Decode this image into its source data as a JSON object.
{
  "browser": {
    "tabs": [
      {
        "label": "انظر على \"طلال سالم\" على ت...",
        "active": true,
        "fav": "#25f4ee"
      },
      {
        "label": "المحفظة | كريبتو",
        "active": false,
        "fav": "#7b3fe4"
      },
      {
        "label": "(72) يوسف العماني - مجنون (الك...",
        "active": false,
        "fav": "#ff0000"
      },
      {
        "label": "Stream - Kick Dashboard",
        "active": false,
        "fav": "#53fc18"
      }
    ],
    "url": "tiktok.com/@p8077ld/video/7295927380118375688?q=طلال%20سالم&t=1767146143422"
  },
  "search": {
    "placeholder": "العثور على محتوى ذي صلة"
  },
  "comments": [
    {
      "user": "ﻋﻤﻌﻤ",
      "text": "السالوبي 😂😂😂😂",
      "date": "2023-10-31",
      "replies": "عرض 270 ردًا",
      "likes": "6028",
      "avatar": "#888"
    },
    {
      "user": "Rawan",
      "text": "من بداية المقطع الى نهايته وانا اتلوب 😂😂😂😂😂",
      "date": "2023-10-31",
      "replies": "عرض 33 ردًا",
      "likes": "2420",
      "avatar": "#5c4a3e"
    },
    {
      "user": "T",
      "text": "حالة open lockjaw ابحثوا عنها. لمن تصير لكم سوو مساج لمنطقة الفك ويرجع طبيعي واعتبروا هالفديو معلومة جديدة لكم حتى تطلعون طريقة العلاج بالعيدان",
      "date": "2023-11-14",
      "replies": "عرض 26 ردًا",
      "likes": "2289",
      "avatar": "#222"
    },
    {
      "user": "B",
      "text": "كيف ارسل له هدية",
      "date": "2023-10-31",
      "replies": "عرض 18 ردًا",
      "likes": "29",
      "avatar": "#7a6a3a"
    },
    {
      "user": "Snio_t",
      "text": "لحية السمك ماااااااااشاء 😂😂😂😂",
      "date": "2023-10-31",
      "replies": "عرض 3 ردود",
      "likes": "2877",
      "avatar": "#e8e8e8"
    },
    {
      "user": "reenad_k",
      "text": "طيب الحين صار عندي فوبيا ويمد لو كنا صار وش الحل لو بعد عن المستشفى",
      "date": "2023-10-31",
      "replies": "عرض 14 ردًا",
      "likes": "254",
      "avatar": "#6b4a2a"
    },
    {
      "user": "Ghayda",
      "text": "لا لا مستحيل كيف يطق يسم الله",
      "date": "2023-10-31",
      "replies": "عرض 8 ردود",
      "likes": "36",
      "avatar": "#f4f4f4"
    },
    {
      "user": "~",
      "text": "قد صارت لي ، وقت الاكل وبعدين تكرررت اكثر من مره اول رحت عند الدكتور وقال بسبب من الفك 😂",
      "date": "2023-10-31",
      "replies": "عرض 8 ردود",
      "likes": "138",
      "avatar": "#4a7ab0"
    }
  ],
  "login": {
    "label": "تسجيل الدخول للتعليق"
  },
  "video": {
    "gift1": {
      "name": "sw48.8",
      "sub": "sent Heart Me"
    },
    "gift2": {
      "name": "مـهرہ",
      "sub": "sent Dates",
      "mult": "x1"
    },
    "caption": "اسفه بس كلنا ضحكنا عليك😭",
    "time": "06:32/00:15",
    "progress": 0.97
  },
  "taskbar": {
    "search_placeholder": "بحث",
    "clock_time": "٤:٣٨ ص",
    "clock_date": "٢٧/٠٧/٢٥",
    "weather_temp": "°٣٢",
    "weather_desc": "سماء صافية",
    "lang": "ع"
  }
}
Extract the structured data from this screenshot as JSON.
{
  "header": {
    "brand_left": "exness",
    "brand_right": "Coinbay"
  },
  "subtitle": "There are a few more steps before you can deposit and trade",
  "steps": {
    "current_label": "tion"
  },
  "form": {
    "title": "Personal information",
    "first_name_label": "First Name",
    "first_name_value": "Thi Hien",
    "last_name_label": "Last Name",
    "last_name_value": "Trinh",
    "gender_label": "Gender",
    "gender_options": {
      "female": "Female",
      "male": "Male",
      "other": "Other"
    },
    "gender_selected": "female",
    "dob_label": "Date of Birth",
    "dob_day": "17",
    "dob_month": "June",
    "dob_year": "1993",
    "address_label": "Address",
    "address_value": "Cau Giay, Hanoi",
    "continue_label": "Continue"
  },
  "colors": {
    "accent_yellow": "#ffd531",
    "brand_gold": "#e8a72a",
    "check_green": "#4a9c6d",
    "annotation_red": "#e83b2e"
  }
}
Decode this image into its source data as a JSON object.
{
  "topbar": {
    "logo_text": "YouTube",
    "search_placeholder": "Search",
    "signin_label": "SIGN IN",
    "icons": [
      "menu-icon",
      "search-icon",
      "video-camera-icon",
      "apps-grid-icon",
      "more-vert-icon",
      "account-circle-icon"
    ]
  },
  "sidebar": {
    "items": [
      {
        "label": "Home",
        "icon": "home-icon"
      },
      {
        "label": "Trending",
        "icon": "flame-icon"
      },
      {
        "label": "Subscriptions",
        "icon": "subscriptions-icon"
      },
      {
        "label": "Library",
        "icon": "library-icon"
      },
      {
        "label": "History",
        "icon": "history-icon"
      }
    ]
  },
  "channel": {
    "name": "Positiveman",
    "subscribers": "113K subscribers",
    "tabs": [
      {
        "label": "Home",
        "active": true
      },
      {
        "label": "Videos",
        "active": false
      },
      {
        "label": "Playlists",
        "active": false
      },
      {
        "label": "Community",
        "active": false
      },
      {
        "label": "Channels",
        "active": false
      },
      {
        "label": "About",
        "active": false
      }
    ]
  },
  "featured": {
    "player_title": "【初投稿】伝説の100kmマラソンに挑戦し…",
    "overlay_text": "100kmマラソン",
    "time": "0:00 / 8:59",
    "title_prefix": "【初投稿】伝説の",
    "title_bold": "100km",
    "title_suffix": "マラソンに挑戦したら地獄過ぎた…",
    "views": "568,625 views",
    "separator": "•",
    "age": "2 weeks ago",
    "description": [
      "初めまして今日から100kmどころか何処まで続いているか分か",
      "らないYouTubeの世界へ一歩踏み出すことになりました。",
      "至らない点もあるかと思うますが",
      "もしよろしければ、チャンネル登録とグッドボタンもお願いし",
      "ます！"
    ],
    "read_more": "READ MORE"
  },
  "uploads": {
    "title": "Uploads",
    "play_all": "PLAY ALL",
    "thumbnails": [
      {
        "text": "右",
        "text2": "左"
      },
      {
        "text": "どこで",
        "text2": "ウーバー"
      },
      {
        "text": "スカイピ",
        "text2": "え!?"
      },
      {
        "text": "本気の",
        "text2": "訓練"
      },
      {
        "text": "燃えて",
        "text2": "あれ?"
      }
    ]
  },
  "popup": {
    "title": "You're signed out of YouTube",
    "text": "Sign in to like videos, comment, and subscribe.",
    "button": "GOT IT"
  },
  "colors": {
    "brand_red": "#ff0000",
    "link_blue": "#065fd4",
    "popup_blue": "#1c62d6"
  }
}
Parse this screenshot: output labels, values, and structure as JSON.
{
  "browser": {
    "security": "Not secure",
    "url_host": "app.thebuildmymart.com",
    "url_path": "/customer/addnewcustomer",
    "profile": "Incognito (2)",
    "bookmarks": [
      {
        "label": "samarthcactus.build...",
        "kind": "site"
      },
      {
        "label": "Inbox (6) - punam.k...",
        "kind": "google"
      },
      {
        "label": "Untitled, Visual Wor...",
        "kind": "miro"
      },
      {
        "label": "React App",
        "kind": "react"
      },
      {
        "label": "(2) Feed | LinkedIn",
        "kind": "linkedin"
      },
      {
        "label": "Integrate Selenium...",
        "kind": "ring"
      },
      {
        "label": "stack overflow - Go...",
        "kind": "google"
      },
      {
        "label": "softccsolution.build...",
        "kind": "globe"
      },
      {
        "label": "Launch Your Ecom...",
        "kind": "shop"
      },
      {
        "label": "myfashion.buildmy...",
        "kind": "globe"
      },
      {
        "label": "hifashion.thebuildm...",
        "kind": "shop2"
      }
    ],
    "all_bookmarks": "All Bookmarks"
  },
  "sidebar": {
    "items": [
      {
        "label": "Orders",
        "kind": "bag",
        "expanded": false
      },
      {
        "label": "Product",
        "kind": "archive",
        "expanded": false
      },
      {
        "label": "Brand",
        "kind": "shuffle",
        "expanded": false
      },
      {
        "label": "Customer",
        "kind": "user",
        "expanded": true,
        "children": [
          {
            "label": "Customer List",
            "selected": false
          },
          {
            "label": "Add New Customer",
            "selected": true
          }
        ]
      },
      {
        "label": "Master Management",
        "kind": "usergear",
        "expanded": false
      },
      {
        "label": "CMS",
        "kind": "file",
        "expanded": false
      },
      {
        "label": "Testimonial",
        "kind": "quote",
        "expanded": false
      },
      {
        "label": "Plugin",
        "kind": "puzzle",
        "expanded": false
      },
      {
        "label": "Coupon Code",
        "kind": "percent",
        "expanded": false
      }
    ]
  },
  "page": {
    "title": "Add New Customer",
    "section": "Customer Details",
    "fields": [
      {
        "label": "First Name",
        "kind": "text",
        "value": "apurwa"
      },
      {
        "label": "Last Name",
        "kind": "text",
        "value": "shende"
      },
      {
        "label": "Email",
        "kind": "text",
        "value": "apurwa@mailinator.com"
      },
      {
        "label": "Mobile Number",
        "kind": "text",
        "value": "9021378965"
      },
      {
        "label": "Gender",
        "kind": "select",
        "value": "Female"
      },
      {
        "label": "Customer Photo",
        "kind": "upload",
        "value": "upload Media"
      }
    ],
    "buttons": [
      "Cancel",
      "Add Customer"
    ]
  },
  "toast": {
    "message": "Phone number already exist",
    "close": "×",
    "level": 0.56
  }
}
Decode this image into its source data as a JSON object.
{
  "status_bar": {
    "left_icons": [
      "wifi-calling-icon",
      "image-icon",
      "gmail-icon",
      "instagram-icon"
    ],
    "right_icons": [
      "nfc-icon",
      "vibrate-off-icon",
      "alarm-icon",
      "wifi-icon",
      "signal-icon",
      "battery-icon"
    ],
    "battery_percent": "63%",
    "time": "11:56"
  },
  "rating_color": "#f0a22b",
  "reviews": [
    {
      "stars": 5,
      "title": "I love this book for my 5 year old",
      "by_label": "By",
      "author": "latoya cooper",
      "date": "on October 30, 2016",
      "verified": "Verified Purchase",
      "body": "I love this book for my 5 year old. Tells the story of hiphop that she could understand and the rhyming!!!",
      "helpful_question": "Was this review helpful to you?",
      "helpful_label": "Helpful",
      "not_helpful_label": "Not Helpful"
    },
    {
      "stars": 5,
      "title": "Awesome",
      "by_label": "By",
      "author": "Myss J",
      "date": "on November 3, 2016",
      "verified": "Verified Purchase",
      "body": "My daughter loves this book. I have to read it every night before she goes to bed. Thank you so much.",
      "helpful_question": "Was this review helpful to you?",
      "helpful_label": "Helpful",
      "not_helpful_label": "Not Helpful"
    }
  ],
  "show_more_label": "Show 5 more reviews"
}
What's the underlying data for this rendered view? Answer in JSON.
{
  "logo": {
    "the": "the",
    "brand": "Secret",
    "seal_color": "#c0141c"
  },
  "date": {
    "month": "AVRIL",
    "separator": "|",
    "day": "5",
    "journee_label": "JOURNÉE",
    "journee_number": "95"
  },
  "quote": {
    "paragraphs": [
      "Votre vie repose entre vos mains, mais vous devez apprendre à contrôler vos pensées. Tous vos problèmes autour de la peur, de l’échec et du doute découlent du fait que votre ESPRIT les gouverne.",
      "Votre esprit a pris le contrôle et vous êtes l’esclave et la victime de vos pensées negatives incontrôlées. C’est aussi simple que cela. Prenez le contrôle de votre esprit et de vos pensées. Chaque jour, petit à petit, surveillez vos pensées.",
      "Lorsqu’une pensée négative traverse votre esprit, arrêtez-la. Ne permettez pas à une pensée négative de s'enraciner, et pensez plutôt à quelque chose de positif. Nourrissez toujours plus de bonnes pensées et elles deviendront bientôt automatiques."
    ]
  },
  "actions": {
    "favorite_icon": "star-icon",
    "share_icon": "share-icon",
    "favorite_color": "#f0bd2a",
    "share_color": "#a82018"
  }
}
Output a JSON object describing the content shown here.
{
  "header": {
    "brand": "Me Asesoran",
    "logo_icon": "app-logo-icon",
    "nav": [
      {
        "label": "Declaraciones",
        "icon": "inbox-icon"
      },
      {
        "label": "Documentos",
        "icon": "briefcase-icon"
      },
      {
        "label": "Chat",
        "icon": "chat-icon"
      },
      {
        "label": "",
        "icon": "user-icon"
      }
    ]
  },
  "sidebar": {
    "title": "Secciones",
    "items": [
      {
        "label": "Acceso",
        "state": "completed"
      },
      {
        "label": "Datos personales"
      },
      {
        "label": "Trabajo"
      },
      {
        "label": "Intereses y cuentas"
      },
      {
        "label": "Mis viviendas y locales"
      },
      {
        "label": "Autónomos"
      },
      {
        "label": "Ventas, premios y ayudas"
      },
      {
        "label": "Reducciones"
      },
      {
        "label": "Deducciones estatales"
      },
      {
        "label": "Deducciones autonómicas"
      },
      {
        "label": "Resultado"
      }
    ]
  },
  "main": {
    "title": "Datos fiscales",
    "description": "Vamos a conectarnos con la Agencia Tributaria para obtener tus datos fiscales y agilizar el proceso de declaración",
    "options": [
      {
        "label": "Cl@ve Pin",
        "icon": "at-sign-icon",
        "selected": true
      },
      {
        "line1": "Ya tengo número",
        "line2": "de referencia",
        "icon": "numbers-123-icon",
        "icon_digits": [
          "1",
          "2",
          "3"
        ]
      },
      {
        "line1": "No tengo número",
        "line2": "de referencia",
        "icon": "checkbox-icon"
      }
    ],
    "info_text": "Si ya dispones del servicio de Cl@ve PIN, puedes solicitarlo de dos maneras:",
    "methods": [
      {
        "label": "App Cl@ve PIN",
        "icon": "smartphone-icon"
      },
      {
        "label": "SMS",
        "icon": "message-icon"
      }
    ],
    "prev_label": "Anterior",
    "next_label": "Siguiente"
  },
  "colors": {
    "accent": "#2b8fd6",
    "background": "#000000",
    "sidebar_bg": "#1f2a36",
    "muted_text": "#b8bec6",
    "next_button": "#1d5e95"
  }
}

▬▬▬▬▬▬▬▬▬▬

What you will do: Going through the entries above line by line, work out how many lines include the word "message". Only the number is required.

Exercise output: 2